Job
Each line of the material below should be reproduced exactly.

Material shown
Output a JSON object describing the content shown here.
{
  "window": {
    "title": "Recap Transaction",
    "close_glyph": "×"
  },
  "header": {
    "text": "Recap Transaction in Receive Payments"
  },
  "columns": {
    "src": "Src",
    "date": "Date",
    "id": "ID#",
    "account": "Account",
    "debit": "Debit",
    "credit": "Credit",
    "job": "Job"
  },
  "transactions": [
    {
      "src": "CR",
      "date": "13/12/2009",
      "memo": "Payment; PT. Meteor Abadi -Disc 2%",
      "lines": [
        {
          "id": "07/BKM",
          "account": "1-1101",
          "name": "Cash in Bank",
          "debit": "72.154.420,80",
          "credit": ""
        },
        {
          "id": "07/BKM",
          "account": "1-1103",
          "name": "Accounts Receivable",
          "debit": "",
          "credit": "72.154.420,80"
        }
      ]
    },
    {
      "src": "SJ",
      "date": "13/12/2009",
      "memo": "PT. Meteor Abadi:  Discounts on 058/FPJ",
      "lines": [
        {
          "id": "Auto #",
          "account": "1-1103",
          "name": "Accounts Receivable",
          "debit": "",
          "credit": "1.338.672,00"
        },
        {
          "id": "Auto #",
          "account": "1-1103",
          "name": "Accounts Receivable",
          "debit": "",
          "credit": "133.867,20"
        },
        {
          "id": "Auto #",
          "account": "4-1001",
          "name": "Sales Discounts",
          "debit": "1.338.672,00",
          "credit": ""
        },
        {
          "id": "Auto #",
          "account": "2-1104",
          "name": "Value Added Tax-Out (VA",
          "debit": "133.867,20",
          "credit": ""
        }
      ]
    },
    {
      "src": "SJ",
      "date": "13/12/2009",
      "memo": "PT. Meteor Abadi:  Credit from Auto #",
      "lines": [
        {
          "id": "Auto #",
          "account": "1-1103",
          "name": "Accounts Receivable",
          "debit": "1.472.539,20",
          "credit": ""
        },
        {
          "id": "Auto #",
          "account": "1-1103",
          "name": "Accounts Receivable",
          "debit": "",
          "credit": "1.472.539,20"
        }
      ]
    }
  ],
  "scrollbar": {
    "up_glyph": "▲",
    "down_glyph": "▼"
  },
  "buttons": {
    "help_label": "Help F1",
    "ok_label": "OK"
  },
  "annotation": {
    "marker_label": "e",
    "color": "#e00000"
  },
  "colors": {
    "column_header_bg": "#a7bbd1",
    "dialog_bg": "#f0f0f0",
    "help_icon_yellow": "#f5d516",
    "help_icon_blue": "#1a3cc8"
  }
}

Result below
Output a JSON object describing the content shown here.
{
  "window": {
    "title": "Recap Transaction",
    "close_glyph": "×"
  },
  "header": {
    "text": "Recap Transaction in Receive Payments"
  },
  "columns": {
    "src": "Src",
    "date": "Date",
    "id": "ID#",
    "account": "Account",
    "debit": "Debit",
    "credit": "Credit",
    "job": "Job"
  },
  "transactions": [
    {
      "src": "CR",
      "date": "13/12/2009",
      "memo": "Payment; PT. Meteor Abadi -Disc 2%",
      "lines": [
        {
          "id": "07/BKM",
          "account": "1-1101",
          "name": "Cash in Bank",
          "debit": "72.154.420,80",
          "credit": ""
        },
        {
          "id": "07/BKM",
          "account": "1-1103",
          "name": "Accounts Receivable",
          "debit": "",
          "credit": "72.154.420,80"
        }
      ]
    },
    {
      "src": "SJ",
      "date": "13/12/2009",
      "memo": "PT. Meteor Abadi:  Discounts on 058/FPJ",
      "lines": [
        {
          "id": "Auto #",
          "account": "1-1103",
          "name": "Accounts Receivable",
          "debit": "",
          "credit": "1.338.672,00"
        },
        {
          "id": "Auto #",
          "account": "1-1103",
          "name": "Accounts Receivable",
          "debit": "",
          "credit": "133.867,20"
        },
        {
          "id": "Auto #",
          "account": "4-1001",
          "name": "Sales Discounts",
          "debit": "1.338.672,00",
          "credit": ""
        },
        {
          "id": "Auto #",
          "account": "2-1104",
          "name": "Value Added Tax-Out (VA",
          "debit": "133.867,20",
          "credit": ""
        }
      ]
    },
    {
      "src": "SJ",
      "date": "13/12/2009",
      "memo": "PT. Meteor Abadi:  Credit from Auto #",
      "lines": [
        {
          "id": "Auto #",
          "account": "1-1103",
          "name": "Accounts Receivable",
          "debit": "1.472.539,20",
          "credit": ""
        },
        {
          "id": "Auto #",
          "account": "1-1103",
          "name": "Accounts Receivable",
          "debit": "",
          "credit": "1.472.539,20"
        }
      ]
    }
  ],
  "scrollbar": {
    "up_glyph": "▲",
    "down_glyph": "▼"
  },
  "buttons": {
    "help_label": "Help F1",
    "ok_label": "OK"
  },
  "annotation": {
    "marker_label": "e",
    "color": "#e00000"
  },
  "colors": {
    "column_header_bg": "#a7bbd1",
    "dialog_bg": "#f0f0f0",
    "help_icon_yellow": "#f5d516",
    "help_icon_blue": "#1a3cc8"
  }
}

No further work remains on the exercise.